What you should do :: Extract every line that includes the string "NaOH".

Dataset extract ::

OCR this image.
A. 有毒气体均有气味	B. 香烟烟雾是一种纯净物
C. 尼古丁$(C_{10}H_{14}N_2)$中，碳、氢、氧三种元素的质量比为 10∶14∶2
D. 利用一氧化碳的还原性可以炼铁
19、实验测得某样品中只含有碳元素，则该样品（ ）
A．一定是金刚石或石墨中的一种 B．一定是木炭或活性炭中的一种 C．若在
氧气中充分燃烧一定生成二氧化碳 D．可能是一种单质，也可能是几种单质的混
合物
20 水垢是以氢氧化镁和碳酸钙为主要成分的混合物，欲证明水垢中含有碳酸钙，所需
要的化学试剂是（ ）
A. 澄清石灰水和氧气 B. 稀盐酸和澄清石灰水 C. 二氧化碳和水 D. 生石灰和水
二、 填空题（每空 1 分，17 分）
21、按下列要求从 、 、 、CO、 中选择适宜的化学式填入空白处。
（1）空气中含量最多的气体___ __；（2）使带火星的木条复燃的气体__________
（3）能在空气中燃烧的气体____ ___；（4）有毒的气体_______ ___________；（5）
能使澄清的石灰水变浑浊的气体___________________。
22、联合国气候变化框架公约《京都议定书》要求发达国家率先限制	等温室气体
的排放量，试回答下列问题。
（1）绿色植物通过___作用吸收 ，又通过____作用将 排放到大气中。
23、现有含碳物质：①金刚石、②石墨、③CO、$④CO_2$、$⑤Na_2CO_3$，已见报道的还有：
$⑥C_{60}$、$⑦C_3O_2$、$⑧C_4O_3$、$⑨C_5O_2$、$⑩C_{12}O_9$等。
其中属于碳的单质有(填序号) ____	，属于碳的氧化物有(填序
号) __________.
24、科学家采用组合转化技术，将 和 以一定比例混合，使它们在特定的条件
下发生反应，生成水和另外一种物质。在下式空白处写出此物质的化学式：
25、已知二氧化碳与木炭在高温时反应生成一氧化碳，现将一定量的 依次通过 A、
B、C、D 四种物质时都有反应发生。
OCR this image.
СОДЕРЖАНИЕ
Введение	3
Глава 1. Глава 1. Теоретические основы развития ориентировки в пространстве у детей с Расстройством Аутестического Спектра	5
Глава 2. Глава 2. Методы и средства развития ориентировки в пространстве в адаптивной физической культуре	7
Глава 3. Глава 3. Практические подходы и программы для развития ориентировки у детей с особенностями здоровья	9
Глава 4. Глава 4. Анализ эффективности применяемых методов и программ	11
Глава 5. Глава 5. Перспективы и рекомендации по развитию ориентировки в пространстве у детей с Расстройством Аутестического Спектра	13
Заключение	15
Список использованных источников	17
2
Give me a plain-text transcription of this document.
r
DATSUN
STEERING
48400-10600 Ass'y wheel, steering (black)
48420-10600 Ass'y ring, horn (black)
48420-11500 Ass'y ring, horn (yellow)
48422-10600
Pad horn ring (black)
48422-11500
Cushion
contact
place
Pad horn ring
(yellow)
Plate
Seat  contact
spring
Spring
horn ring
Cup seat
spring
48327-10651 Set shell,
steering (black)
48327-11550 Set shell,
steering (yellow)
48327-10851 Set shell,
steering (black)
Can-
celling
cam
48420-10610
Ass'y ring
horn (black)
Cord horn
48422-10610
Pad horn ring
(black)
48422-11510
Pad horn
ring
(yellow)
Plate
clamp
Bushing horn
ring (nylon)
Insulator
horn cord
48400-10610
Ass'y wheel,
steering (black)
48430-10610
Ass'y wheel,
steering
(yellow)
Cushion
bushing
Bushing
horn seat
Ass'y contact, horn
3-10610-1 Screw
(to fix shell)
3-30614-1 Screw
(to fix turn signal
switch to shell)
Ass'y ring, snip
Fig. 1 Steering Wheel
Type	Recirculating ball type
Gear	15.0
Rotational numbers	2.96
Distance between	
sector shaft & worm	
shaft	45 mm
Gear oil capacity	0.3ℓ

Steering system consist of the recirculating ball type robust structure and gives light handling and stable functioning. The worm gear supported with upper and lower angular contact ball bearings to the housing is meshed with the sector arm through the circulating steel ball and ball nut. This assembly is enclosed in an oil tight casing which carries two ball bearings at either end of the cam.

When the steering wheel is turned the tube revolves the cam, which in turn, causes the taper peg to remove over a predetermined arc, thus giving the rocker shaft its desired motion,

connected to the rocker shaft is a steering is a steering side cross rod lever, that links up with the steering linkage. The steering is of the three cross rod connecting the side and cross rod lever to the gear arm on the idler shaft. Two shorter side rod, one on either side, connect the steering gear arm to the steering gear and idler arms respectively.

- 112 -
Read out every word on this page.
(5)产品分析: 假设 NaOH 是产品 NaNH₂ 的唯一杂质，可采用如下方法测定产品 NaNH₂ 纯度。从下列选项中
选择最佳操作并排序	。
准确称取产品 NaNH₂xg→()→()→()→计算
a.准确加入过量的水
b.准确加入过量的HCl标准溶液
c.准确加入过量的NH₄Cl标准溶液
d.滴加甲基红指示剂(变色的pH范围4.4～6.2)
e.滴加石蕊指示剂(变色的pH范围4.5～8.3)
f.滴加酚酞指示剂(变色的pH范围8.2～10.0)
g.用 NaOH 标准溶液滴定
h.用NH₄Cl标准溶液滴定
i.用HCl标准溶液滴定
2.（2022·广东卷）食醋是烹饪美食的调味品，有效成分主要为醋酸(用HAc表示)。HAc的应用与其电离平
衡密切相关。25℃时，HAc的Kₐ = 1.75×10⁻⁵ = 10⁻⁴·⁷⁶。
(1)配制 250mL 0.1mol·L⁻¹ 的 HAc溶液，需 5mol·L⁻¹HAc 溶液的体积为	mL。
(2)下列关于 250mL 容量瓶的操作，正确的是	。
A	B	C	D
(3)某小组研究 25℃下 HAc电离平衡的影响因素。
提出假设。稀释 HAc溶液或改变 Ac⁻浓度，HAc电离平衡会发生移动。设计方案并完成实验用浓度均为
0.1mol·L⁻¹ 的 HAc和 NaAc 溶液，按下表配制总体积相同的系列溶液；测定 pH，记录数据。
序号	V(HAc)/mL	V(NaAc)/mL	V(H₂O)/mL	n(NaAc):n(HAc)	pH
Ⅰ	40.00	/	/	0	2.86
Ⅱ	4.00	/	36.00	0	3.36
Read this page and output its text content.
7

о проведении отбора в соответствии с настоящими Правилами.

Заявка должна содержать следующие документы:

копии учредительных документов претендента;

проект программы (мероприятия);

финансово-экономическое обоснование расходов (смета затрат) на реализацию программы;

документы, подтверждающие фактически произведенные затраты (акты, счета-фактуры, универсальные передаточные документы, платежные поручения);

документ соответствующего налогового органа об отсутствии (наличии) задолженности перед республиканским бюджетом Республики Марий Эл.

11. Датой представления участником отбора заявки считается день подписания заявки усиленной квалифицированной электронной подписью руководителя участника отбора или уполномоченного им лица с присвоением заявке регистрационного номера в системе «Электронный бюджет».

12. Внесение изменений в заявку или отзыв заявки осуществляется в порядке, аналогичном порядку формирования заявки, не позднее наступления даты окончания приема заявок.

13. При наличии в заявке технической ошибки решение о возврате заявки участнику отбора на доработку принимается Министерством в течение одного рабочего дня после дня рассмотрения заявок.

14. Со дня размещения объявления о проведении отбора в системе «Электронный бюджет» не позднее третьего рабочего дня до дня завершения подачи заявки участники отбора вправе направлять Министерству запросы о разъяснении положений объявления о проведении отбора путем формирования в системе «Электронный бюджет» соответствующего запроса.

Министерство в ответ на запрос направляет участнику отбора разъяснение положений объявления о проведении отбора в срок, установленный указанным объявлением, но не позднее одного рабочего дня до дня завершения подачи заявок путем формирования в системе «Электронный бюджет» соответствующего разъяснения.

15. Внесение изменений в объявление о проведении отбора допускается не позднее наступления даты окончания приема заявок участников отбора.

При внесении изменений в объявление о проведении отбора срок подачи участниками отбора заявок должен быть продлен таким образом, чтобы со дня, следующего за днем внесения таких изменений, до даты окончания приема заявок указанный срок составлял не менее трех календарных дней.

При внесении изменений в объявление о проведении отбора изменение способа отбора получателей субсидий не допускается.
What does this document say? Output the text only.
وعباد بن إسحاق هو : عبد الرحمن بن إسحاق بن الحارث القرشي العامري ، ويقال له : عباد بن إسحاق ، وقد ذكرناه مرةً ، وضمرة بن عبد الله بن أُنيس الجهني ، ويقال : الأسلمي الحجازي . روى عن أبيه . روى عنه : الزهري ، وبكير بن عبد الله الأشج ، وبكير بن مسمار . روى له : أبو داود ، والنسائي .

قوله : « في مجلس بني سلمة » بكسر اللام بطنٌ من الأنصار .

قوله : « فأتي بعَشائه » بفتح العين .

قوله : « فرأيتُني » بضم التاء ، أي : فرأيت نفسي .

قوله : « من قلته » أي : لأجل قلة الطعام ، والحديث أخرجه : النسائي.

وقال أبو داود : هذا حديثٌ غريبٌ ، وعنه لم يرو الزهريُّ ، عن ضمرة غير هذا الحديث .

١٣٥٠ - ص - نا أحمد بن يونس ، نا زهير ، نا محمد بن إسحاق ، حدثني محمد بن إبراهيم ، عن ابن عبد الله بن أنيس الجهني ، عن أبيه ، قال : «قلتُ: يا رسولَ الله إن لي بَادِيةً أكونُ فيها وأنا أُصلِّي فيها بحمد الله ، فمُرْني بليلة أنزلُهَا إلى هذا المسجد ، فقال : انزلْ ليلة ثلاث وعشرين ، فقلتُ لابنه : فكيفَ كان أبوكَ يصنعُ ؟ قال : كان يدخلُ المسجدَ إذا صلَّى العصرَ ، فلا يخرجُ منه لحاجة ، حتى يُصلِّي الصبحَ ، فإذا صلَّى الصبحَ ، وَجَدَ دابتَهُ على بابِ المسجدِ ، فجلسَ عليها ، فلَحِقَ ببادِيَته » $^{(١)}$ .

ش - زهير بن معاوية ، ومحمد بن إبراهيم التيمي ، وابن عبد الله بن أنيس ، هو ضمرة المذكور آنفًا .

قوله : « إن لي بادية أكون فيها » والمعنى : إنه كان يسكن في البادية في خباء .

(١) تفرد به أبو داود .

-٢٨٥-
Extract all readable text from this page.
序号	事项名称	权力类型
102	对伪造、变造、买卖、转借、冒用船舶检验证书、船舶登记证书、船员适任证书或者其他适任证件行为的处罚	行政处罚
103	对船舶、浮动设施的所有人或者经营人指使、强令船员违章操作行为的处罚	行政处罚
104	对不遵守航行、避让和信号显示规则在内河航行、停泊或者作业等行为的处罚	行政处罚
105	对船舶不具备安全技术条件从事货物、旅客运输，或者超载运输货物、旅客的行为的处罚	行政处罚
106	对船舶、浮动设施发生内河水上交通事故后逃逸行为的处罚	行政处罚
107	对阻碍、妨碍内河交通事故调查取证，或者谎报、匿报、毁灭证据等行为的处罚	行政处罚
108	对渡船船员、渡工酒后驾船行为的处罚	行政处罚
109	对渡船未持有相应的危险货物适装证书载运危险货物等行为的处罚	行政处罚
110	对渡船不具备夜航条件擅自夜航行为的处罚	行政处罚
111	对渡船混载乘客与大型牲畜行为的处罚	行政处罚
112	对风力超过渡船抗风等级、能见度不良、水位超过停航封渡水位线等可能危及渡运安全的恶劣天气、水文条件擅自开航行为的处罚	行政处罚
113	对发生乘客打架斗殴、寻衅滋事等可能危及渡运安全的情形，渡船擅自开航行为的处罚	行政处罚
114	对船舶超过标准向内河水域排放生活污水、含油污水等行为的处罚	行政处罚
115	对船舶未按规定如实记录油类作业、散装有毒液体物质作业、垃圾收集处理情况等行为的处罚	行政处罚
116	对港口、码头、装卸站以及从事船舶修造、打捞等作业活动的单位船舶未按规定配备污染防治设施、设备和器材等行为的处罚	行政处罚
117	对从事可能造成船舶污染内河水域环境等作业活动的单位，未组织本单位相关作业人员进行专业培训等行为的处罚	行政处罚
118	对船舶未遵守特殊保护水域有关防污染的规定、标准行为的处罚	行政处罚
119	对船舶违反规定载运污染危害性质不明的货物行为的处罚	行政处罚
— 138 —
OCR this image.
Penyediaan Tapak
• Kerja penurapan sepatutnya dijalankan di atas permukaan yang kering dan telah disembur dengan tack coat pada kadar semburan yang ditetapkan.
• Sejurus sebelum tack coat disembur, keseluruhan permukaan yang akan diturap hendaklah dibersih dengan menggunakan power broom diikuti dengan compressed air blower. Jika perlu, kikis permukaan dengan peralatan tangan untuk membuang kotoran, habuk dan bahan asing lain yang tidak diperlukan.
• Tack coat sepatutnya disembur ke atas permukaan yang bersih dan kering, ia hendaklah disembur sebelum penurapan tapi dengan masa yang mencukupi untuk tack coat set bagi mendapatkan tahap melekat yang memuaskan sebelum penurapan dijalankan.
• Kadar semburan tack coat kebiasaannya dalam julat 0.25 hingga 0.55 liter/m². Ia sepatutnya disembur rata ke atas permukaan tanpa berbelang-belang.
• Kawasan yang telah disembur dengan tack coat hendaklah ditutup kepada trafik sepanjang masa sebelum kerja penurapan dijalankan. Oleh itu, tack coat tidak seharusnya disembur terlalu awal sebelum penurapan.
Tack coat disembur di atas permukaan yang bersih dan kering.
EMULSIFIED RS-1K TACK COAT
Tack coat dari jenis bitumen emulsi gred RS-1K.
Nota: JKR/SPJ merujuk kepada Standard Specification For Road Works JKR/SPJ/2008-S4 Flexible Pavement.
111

Answer for this exercise ::
(5)产品分析: 假设 NaOH 是产品 NaNH₂ 的唯一杂质，可采用如下方法测定产品 NaNH₂ 纯度。从下列选项中
g.用 NaOH 标准溶液滴定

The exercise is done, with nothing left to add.